Spot each line that carries the word "this"; copy those lines.

- Exercise inputs -
◆ ◆ ◆

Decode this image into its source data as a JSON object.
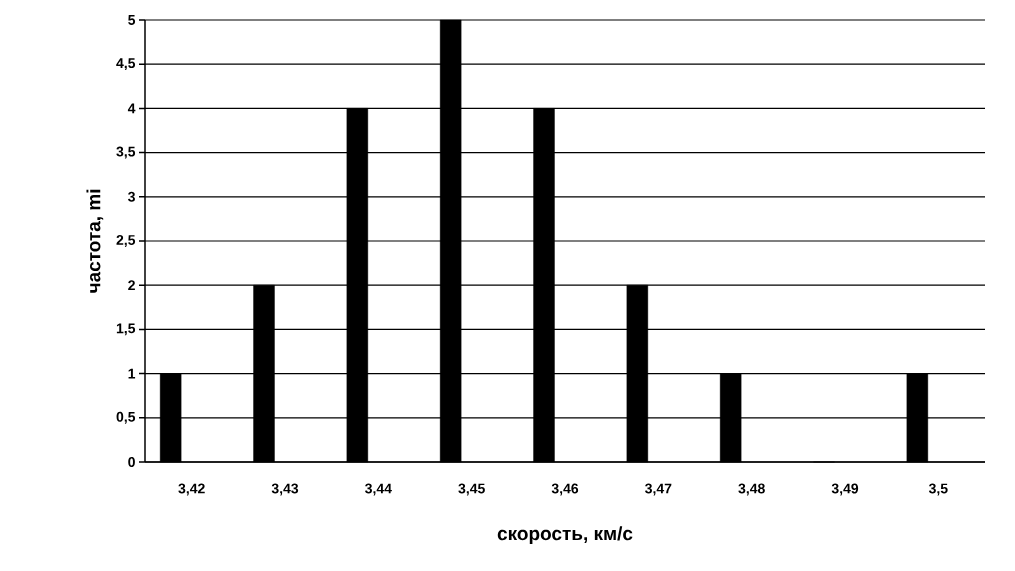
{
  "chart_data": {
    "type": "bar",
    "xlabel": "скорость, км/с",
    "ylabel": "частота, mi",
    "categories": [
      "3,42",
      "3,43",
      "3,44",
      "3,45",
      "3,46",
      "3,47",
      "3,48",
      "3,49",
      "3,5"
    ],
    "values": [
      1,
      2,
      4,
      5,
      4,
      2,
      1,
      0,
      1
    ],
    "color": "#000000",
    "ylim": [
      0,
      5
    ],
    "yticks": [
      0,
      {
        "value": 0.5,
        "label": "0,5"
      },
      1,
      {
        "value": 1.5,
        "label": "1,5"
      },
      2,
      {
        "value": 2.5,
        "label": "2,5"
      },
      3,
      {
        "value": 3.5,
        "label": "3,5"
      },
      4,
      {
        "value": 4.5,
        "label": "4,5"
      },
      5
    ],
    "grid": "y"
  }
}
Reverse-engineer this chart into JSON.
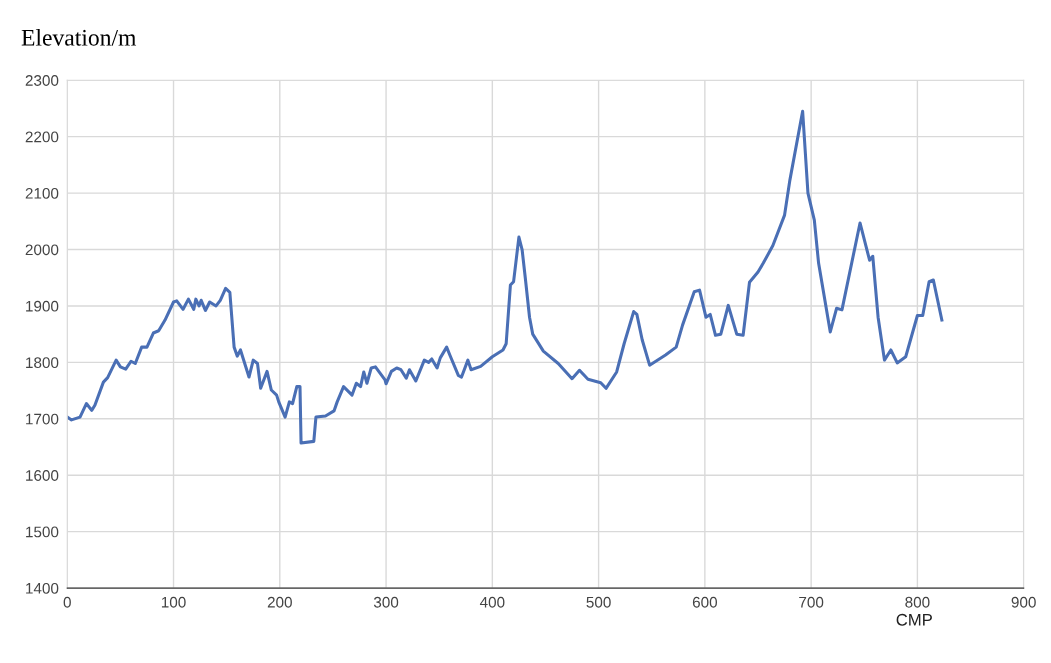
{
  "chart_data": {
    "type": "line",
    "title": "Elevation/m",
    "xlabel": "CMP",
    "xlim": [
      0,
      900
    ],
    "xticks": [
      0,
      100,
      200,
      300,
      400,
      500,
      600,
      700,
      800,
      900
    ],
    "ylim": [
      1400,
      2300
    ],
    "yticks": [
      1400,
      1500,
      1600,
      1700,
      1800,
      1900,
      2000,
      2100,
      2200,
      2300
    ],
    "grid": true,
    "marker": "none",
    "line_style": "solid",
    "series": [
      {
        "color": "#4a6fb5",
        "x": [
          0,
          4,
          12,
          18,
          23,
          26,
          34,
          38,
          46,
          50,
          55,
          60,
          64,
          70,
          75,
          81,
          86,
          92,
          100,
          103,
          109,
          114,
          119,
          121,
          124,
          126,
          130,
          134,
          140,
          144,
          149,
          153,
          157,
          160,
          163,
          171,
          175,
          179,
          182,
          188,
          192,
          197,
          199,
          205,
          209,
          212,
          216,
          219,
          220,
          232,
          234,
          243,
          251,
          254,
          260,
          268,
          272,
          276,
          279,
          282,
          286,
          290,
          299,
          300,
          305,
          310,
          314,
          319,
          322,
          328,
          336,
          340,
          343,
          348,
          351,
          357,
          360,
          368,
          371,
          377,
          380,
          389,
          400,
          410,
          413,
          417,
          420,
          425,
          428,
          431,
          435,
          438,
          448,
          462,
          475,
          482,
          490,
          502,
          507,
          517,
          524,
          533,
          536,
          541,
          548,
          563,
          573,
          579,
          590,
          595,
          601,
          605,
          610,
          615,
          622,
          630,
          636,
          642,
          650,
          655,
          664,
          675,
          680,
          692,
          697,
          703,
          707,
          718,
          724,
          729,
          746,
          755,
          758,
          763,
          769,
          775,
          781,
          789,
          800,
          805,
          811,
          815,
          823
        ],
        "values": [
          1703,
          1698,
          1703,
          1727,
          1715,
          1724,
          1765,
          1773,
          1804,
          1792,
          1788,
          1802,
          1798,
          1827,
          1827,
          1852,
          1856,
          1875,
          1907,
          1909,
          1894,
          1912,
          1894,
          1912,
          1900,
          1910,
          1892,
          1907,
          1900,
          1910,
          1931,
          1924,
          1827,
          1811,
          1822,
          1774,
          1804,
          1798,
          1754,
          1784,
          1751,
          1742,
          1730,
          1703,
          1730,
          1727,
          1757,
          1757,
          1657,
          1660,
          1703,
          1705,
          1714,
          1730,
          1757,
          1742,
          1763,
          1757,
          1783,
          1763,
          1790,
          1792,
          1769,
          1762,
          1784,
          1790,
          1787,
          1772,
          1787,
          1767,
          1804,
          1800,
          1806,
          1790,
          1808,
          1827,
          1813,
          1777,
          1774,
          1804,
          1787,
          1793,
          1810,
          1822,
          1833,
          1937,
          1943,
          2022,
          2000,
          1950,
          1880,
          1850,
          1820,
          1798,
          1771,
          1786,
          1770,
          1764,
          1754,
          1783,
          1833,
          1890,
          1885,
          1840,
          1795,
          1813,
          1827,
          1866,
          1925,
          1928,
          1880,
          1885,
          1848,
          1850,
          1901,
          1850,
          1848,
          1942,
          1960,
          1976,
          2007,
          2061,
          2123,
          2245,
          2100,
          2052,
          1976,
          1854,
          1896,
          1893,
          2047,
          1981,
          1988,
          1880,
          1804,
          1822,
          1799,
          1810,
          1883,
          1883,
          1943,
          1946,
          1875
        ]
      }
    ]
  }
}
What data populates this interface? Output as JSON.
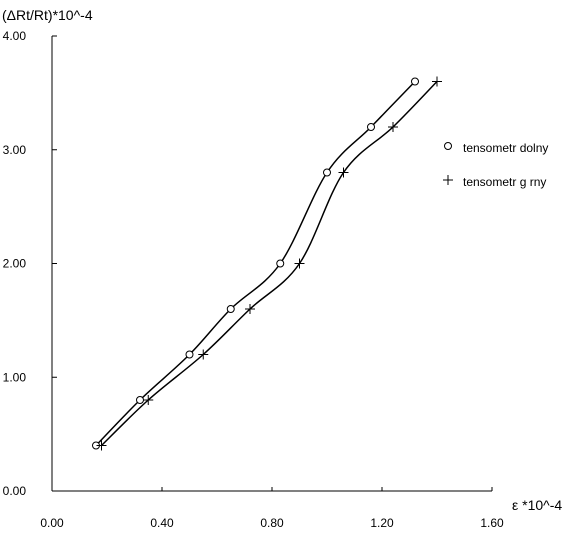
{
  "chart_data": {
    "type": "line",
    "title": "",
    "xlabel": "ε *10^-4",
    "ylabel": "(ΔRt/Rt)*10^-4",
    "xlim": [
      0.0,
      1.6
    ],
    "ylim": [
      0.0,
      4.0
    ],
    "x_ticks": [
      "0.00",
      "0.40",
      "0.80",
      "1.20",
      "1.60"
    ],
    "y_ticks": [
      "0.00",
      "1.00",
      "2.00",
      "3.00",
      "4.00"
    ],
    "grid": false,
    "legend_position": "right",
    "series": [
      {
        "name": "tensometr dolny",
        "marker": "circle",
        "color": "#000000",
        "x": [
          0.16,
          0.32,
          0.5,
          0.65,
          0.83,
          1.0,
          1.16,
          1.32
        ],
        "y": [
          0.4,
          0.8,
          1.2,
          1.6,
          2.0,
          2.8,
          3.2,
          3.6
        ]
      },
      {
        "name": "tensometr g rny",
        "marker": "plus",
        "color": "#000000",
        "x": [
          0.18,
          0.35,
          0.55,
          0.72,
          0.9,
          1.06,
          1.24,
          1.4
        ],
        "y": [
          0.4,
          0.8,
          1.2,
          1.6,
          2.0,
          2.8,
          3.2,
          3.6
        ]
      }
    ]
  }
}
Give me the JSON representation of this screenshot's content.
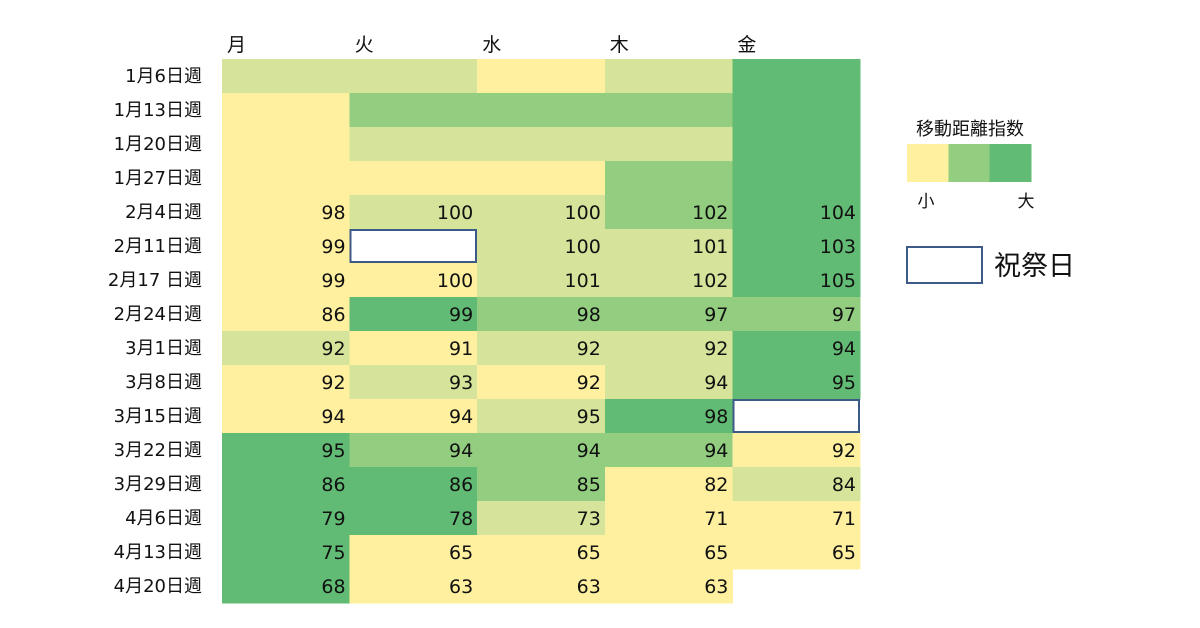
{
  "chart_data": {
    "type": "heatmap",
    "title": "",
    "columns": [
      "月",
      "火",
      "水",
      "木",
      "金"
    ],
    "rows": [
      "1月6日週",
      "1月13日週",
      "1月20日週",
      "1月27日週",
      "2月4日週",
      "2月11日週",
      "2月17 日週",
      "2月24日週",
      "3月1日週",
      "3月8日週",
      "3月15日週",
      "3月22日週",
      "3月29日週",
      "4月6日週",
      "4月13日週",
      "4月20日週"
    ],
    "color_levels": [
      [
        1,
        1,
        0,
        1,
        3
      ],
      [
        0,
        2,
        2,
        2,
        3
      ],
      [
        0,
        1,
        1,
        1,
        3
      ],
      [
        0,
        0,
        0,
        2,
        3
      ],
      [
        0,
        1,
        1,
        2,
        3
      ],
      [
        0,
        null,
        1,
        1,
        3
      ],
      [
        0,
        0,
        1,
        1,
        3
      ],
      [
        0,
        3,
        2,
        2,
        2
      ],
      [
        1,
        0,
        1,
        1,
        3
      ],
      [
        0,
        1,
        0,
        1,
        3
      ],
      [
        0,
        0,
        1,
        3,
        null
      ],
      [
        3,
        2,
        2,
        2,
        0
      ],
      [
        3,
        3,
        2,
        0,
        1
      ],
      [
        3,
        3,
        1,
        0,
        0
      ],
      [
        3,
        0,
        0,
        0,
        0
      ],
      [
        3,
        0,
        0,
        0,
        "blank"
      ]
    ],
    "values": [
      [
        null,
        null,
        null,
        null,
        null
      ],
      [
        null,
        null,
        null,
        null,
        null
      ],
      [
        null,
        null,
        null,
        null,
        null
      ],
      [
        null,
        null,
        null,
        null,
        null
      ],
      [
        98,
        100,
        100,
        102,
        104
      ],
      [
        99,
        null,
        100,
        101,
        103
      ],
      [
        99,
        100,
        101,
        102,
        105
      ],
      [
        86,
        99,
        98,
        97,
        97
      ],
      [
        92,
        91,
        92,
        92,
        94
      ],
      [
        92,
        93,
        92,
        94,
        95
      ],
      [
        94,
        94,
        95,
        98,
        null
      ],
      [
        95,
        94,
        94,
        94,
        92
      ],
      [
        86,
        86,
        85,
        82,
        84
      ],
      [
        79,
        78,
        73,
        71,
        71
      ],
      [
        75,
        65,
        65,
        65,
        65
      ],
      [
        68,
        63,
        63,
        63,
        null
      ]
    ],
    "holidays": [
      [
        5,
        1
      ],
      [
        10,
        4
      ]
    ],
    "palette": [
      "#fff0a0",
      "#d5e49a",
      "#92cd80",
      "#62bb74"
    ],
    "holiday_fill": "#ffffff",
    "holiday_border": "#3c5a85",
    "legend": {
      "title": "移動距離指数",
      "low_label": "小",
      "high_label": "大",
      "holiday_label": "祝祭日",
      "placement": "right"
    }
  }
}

◆ ◆ ◆

- Task response -
Decode this image into its source data as a JSON object.
Reverse-engineer this chart into JSON.
What data populates this interface? Output as JSON.
Give me the JSON representation of this screenshot's content.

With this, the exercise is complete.